Requirements: Show every line below where "登斯楼也" can be found.

Available records:
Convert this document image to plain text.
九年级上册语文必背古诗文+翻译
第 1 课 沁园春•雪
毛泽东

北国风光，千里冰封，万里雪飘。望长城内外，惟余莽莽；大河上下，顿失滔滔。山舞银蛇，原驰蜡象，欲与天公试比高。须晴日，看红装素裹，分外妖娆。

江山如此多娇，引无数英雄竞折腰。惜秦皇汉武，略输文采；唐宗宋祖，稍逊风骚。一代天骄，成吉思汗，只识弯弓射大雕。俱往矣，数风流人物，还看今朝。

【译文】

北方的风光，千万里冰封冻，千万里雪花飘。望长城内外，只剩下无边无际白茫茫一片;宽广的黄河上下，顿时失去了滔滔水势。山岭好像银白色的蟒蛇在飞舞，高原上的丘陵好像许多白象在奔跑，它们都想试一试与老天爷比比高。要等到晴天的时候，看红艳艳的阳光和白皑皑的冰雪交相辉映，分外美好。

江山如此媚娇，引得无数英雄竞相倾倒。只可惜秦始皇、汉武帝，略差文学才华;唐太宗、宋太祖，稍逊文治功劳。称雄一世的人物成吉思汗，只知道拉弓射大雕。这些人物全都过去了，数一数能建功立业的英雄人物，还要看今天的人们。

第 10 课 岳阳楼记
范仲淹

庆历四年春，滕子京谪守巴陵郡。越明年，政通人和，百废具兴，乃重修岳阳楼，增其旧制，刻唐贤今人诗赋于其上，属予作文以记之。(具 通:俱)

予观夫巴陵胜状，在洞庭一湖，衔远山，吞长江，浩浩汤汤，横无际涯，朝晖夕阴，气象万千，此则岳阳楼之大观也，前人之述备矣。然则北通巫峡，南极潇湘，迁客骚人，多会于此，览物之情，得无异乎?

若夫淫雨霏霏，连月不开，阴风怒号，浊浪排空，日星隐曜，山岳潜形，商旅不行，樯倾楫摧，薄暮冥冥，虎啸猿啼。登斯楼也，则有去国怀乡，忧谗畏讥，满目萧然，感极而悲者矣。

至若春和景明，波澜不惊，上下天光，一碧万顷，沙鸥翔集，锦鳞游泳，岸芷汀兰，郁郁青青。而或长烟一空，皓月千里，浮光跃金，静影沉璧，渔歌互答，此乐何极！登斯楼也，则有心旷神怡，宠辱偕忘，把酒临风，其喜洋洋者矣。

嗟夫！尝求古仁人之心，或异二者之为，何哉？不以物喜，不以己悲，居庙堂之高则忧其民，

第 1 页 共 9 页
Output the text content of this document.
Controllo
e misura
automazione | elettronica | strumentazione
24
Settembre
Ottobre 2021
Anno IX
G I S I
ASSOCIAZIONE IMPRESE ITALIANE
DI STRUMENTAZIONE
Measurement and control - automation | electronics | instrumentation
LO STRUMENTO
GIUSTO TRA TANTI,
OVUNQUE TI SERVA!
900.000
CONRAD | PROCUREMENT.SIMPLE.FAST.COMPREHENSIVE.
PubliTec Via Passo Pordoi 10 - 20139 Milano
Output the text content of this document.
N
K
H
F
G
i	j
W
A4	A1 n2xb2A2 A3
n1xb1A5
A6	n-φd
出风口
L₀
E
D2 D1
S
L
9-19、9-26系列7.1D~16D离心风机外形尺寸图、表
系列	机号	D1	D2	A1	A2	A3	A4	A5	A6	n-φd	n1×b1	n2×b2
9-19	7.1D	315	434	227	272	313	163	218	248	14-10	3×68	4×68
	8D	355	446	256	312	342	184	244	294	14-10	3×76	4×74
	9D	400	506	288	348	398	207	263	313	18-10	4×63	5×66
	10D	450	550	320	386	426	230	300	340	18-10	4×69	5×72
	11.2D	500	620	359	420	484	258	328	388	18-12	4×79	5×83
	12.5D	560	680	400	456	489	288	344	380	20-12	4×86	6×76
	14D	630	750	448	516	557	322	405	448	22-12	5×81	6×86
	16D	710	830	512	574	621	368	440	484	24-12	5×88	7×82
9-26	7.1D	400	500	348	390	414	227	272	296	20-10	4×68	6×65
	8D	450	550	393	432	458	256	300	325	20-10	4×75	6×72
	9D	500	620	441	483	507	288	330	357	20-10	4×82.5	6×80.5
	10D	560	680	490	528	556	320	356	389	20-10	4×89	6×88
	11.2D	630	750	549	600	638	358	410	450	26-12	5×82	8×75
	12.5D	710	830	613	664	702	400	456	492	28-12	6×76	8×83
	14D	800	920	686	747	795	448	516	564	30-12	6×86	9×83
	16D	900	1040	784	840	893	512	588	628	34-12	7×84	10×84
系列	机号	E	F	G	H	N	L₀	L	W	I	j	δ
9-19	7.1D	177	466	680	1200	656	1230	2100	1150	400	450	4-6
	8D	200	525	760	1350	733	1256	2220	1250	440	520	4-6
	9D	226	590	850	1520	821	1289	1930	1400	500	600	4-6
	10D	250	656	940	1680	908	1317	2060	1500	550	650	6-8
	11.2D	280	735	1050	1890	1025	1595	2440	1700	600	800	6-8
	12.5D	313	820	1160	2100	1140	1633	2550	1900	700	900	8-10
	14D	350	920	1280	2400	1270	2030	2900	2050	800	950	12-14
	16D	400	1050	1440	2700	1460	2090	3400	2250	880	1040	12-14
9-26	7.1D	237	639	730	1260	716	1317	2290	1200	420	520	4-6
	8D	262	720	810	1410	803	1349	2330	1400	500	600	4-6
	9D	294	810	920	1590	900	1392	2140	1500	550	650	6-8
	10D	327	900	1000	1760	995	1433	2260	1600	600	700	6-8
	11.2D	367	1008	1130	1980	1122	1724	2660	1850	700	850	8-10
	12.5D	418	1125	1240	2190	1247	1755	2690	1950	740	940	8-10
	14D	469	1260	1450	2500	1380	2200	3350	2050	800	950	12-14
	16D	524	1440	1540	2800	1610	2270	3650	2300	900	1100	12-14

Exercise result:
若夫淫雨霏霏，连月不开，阴风怒号，浊浪排空，日星隐曜，山岳潜形，商旅不行，樯倾楫摧，薄暮冥冥，虎啸猿啼。登斯楼也，则有去国怀乡，忧谗畏讥，满目萧然，感极而悲者矣。
至若春和景明，波澜不惊，上下天光，一碧万顷，沙鸥翔集，锦鳞游泳，岸芷汀兰，郁郁青青。而或长烟一空，皓月千里，浮光跃金，静影沉璧，渔歌互答，此乐何极！登斯楼也，则有心旷神怡，宠辱偕忘，把酒临风，其喜洋洋者矣。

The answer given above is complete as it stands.